INSTRUCTION: Count every line in the data below where "igneous" occurs, then state that number and nothing more.

(Data entries)
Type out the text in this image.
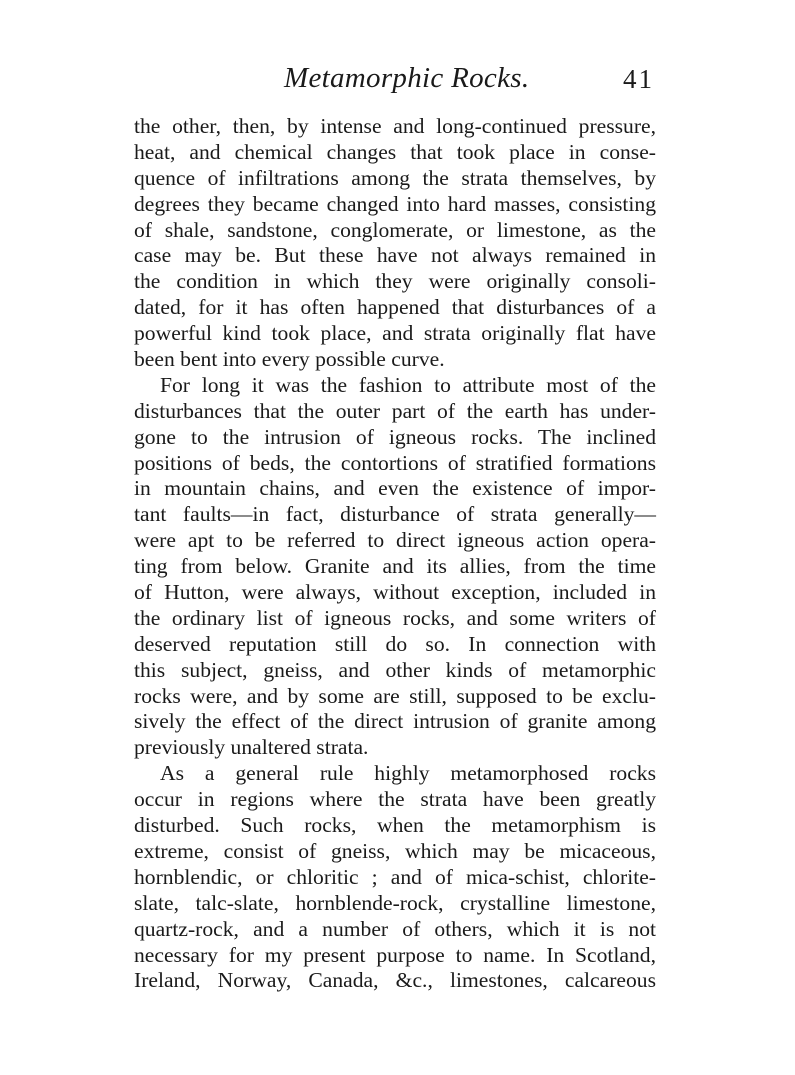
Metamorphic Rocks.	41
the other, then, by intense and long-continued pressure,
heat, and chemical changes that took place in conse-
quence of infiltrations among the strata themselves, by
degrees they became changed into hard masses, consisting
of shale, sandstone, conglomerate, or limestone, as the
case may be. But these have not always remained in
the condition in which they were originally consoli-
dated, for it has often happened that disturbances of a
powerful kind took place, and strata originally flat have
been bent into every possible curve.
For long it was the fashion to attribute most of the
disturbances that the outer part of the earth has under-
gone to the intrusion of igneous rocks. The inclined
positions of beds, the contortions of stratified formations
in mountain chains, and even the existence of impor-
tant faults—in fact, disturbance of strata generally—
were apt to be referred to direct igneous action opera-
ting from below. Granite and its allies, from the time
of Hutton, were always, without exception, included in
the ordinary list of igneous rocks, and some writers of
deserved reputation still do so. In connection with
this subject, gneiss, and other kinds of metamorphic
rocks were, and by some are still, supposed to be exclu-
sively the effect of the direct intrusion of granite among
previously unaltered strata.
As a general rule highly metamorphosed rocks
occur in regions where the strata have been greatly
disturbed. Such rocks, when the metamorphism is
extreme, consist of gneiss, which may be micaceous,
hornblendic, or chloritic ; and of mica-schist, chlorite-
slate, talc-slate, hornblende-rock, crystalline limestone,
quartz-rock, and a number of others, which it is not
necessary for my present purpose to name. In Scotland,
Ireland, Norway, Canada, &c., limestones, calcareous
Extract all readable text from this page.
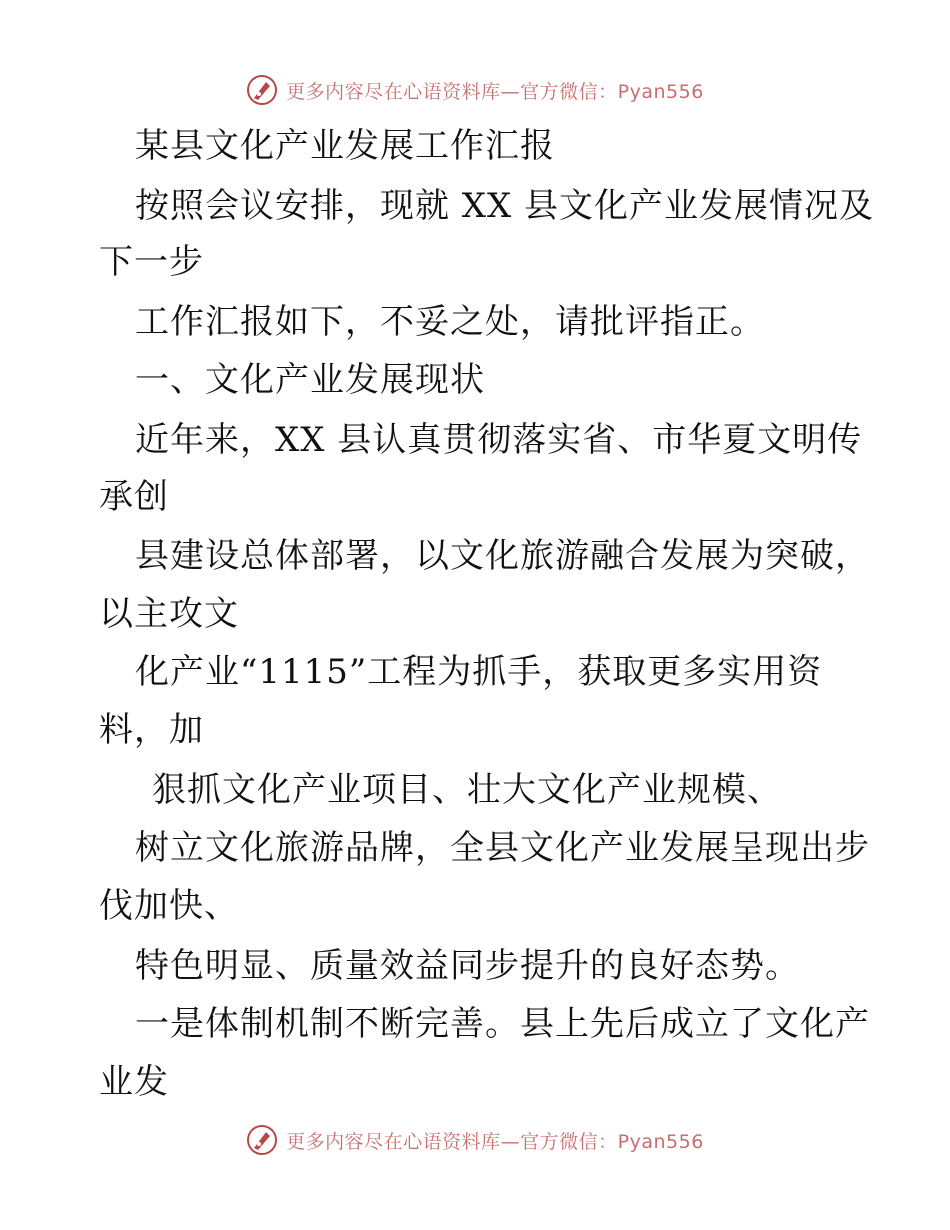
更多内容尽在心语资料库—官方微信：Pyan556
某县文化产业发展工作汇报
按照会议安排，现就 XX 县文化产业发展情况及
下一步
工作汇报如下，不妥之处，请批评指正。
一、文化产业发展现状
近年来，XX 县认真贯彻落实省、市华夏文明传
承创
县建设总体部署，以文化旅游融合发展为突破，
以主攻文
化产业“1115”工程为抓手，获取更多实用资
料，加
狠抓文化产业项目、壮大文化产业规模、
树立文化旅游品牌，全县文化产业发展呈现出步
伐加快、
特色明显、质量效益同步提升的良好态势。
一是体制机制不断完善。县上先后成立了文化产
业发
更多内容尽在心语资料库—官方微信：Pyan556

SOLUTION TO THIS PROBLEM: 3